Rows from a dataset
━━━━

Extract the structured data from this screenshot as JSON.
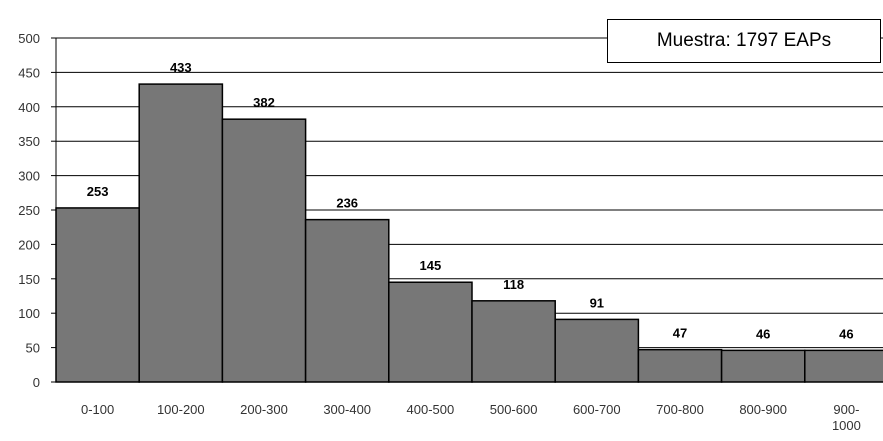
{
  "chart_data": {
    "type": "bar",
    "categories": [
      "0-100",
      "100-200",
      "200-300",
      "300-400",
      "400-500",
      "500-600",
      "600-700",
      "700-800",
      "800-900",
      "900-\n1000"
    ],
    "values": [
      253,
      433,
      382,
      236,
      145,
      118,
      91,
      47,
      46,
      46
    ],
    "data_labels": [
      "253",
      "433",
      "382",
      "236",
      "145",
      "118",
      "91",
      "47",
      "46",
      "46"
    ],
    "y_ticks": [
      0,
      50,
      100,
      150,
      200,
      250,
      300,
      350,
      400,
      450,
      500
    ],
    "ylim": [
      0,
      500
    ],
    "grid": true,
    "bar_color": "#777777",
    "annotation": "Muestra: 1797 EAPs"
  }
}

━━━━

Exclude the pictures and repeat every other part of the records word for word.

**SOLUTION**
Extract the structured data from this screenshot as JSON.
{
  "chart_data": {
    "type": "bar",
    "categories": [
      "0-100",
      "100-200",
      "200-300",
      "300-400",
      "400-500",
      "500-600",
      "600-700",
      "700-800",
      "800-900",
      "900-\n1000"
    ],
    "values": [
      253,
      433,
      382,
      236,
      145,
      118,
      91,
      47,
      46,
      46
    ],
    "data_labels": [
      "253",
      "433",
      "382",
      "236",
      "145",
      "118",
      "91",
      "47",
      "46",
      "46"
    ],
    "y_ticks": [
      0,
      50,
      100,
      150,
      200,
      250,
      300,
      350,
      400,
      450,
      500
    ],
    "ylim": [
      0,
      500
    ],
    "grid": true,
    "bar_color": "#777777",
    "annotation": "Muestra: 1797 EAPs"
  }
}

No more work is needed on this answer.